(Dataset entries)
※ ※ ※

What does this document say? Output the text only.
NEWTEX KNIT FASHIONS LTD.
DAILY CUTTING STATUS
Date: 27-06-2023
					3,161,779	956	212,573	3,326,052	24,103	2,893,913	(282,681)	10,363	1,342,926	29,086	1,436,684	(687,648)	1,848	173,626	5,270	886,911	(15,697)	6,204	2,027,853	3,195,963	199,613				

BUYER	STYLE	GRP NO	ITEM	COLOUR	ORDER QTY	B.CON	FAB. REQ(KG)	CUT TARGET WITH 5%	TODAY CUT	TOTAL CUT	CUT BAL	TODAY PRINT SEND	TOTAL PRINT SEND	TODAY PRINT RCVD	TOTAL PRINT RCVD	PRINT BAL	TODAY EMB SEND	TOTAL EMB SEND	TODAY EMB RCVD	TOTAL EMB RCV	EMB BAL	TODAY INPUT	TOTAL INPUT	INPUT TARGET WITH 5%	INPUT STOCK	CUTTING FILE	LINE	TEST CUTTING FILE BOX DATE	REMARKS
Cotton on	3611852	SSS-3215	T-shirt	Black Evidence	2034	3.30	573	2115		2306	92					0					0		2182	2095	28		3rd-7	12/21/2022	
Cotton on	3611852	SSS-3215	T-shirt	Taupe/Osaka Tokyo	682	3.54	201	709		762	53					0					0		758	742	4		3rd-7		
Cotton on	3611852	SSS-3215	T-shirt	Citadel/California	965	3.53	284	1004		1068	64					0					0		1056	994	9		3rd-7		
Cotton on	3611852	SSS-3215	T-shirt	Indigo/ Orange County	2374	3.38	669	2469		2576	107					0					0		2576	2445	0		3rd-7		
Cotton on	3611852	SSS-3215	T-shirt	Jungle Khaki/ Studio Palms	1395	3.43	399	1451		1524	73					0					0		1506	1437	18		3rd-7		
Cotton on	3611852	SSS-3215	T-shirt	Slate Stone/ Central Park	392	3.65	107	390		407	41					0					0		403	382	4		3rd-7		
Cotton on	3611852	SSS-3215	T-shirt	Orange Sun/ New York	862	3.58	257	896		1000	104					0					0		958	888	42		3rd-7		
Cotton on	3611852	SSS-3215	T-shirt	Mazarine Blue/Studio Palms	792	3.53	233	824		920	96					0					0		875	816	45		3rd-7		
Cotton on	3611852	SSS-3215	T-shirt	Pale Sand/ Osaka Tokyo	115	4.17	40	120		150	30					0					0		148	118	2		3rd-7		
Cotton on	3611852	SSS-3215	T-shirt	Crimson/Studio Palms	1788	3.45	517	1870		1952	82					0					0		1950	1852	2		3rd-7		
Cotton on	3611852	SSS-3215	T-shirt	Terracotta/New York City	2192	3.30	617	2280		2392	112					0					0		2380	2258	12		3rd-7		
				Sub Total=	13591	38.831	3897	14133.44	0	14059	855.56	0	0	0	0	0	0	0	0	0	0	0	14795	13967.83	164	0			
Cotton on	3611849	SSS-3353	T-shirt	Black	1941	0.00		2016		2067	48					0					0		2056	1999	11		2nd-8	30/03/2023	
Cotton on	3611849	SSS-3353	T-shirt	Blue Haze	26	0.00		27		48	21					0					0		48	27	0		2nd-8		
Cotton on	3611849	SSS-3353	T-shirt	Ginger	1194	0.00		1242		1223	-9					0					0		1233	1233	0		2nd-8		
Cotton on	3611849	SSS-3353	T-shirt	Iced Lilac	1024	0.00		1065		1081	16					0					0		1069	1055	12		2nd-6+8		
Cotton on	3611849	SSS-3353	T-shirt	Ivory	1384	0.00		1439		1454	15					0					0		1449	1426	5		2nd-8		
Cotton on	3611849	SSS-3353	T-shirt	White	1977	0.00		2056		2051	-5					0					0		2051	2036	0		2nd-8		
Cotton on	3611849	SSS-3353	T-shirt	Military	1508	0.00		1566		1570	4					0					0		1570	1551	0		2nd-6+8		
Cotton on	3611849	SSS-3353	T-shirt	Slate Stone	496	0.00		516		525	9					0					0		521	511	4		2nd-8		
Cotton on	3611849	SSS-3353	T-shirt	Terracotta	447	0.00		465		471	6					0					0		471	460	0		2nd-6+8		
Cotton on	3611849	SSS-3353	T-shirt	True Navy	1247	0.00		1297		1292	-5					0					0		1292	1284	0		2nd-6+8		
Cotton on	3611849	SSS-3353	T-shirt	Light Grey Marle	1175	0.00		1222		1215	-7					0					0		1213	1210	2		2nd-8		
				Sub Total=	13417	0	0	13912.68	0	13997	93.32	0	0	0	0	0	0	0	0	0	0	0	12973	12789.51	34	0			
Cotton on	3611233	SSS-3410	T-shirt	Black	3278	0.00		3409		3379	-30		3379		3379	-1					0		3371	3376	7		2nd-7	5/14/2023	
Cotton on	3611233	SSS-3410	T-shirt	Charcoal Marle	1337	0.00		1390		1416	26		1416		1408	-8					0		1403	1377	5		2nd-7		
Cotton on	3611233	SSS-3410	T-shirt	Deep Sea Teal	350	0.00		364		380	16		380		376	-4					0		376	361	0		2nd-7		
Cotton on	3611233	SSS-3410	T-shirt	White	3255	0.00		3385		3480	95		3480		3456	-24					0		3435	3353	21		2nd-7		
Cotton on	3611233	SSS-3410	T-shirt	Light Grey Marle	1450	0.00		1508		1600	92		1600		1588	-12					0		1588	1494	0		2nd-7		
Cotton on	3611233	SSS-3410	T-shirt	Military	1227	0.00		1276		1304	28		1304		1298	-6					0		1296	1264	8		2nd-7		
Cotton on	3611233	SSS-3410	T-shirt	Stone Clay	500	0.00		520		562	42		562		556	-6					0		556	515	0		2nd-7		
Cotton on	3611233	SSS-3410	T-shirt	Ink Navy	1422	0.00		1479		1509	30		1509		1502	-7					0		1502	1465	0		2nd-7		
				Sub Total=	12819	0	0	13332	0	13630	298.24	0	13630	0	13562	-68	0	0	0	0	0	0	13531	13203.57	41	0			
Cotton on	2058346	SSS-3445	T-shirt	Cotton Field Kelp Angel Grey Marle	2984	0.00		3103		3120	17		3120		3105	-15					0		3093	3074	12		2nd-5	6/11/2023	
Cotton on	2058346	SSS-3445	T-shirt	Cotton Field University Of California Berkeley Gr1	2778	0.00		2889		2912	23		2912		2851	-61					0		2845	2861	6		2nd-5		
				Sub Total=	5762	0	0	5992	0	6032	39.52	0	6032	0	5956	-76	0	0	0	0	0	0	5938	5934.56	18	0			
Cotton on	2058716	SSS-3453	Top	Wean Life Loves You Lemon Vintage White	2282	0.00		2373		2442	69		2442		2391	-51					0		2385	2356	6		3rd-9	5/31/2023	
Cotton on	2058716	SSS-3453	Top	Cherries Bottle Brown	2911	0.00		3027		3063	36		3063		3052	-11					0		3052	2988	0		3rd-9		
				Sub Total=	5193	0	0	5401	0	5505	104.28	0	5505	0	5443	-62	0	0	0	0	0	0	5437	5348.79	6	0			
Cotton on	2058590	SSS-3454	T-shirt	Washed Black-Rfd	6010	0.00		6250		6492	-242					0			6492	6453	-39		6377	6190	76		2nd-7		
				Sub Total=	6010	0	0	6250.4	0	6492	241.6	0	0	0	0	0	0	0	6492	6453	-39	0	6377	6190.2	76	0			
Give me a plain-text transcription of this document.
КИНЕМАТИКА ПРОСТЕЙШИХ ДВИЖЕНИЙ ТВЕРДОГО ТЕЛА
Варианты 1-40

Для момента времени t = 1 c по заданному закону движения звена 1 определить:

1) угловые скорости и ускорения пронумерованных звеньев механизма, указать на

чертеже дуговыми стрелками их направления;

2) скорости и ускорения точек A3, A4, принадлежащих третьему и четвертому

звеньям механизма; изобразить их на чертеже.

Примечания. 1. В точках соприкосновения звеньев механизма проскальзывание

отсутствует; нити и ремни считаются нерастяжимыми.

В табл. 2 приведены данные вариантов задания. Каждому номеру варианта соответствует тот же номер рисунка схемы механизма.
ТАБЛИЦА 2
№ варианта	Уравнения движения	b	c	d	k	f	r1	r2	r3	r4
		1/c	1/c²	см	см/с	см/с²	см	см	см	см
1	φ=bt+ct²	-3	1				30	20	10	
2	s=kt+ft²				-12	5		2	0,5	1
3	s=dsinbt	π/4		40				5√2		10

※ ※ ※

● Directions
Among the entries above, how many lines hold the string "York"? Respond with nothing but the number.

● Problem solution
2